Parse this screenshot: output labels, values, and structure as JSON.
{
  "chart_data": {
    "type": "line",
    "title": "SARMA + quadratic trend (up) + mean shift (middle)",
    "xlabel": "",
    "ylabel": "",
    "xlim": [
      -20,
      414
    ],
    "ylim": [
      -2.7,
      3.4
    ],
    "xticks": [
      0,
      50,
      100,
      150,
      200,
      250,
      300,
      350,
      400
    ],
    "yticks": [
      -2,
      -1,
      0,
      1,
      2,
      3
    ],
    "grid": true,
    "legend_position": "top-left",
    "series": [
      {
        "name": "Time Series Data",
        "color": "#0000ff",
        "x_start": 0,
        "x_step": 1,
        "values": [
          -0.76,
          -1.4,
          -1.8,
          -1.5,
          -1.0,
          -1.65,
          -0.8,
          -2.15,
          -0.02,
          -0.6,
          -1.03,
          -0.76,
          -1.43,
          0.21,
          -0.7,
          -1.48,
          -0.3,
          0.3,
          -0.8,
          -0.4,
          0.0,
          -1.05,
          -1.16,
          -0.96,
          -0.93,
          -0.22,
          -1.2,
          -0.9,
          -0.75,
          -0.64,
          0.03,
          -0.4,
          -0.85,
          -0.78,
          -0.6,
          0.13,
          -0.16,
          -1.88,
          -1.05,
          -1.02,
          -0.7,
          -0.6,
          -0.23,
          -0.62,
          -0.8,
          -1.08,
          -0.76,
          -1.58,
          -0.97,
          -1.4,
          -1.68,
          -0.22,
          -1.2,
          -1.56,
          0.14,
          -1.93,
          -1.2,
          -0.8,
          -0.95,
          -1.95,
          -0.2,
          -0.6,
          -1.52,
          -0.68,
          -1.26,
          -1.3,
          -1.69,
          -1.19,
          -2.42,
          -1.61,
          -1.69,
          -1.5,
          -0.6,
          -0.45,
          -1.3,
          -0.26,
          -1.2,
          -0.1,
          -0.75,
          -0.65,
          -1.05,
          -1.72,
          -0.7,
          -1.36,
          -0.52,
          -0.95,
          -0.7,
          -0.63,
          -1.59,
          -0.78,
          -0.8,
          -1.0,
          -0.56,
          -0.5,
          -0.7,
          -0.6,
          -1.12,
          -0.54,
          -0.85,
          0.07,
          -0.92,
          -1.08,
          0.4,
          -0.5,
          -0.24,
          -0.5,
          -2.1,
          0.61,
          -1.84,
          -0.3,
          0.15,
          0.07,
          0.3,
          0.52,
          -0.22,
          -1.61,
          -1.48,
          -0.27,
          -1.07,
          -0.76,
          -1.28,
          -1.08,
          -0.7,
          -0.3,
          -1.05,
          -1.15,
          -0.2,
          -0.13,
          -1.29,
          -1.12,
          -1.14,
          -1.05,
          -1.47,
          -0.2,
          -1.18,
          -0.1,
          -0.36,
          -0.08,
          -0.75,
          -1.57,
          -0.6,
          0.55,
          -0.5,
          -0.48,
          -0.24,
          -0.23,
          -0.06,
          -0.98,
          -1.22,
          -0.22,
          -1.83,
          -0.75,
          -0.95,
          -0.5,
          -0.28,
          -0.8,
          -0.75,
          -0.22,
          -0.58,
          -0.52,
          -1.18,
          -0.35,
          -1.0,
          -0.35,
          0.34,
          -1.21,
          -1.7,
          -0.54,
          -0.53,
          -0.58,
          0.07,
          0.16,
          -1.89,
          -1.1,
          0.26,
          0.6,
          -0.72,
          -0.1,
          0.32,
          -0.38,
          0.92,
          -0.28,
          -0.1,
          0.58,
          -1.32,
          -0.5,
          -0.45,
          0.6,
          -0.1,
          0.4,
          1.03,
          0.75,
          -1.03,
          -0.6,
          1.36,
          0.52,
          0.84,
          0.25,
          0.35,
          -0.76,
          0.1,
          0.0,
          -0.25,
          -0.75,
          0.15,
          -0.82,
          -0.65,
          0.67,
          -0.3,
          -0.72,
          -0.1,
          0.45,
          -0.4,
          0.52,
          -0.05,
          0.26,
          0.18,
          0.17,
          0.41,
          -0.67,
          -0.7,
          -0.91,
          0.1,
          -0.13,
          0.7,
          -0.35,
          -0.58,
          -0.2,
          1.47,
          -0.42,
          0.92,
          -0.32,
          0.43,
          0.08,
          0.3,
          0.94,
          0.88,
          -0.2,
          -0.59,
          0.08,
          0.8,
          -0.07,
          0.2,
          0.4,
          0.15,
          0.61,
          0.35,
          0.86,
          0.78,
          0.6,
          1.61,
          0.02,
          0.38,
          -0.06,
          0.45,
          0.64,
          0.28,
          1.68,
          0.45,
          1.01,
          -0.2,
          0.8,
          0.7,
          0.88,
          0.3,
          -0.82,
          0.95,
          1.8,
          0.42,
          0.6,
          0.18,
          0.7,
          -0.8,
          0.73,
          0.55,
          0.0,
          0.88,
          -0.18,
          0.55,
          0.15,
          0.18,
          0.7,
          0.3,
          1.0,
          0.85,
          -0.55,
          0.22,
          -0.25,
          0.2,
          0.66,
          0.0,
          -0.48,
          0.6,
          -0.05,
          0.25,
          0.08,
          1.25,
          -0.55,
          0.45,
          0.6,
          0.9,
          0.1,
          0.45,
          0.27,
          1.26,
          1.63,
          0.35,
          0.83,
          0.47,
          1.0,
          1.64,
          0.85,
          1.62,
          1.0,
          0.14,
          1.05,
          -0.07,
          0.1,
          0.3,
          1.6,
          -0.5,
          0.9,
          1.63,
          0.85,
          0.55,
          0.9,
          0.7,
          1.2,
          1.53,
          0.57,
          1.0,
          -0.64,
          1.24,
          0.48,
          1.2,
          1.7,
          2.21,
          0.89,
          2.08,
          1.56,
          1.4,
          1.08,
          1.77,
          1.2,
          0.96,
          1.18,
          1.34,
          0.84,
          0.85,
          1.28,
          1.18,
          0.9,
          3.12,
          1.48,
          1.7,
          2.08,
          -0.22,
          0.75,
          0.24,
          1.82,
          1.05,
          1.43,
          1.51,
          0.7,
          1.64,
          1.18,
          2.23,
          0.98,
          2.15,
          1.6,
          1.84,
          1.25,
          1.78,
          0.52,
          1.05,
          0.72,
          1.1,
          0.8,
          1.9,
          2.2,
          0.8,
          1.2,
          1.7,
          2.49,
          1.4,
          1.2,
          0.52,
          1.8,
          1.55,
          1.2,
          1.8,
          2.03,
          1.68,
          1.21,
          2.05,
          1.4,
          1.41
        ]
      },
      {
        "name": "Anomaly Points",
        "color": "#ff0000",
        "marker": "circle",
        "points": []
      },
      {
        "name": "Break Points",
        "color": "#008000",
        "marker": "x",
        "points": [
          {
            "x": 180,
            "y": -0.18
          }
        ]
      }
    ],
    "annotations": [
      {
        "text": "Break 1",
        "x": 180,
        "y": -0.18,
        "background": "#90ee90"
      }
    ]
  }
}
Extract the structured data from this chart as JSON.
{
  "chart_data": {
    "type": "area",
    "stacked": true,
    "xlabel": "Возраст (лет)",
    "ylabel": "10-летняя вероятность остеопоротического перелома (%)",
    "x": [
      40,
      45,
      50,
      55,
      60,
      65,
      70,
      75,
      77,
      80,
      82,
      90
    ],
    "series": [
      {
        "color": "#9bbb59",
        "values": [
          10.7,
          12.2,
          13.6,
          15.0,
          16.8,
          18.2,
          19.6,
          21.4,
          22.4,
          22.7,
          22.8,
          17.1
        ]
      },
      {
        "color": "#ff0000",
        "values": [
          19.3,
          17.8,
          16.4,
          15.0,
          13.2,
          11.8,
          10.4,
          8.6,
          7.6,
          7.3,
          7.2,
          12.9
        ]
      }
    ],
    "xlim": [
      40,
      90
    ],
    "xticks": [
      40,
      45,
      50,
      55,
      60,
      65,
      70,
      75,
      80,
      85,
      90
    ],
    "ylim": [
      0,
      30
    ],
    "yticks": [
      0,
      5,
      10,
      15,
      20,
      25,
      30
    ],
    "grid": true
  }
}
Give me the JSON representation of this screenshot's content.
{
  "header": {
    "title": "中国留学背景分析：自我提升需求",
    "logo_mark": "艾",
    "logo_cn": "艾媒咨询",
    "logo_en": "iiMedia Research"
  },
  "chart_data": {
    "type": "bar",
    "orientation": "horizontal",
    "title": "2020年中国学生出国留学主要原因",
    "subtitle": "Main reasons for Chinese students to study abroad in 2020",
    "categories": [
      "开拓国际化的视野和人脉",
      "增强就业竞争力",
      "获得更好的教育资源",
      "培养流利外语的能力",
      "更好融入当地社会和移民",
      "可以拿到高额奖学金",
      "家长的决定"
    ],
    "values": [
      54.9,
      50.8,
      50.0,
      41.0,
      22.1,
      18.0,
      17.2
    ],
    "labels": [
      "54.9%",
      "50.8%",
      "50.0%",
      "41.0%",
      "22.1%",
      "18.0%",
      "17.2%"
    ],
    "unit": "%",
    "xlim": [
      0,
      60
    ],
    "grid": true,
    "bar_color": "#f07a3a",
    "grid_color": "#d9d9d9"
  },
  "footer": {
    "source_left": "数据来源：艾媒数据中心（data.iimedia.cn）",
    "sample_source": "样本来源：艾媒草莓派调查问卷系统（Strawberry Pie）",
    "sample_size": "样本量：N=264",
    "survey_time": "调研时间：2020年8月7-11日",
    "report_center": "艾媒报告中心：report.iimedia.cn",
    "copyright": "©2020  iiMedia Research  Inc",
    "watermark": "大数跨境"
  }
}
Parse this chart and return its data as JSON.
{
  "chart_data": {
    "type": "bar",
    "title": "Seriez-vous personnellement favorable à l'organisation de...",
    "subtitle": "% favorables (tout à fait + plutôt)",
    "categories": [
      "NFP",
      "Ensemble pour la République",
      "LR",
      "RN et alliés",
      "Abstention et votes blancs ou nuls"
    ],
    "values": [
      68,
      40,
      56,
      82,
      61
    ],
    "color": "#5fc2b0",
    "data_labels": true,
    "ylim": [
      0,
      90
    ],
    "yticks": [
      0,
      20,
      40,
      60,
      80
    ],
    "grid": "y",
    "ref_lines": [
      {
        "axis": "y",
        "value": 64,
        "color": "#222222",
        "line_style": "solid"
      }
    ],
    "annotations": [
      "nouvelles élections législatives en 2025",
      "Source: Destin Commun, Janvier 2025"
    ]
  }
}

● ● ● ● ● ● ●

▸ **Exercise description**
Give back exactly the lines from the one containing "Parse this chart and return its data as JSON." to the end of the material, both ends included.

▸ **Answer to the problem**
Parse this chart and return its data as JSON.
{
  "chart_data": {
    "type": "bar",
    "title": "Seriez-vous personnellement favorable à l'organisation de...",
    "subtitle": "% favorables (tout à fait + plutôt)",
    "categories": [
      "NFP",
      "Ensemble pour la République",
      "LR",
      "RN et alliés",
      "Abstention et votes blancs ou nuls"
    ],
    "values": [
      68,
      40,
      56,
      82,
      61
    ],
    "color": "#5fc2b0",
    "data_labels": true,
    "ylim": [
      0,
      90
    ],
    "yticks": [
      0,
      20,
      40,
      60,
      80
    ],
    "grid": "y",
    "ref_lines": [
      {
        "axis": "y",
        "value": 64,
        "color": "#222222",
        "line_style": "solid"
      }
    ],
    "annotations": [
      "nouvelles élections législatives en 2025",
      "Source: Destin Commun, Janvier 2025"
    ]
  }
}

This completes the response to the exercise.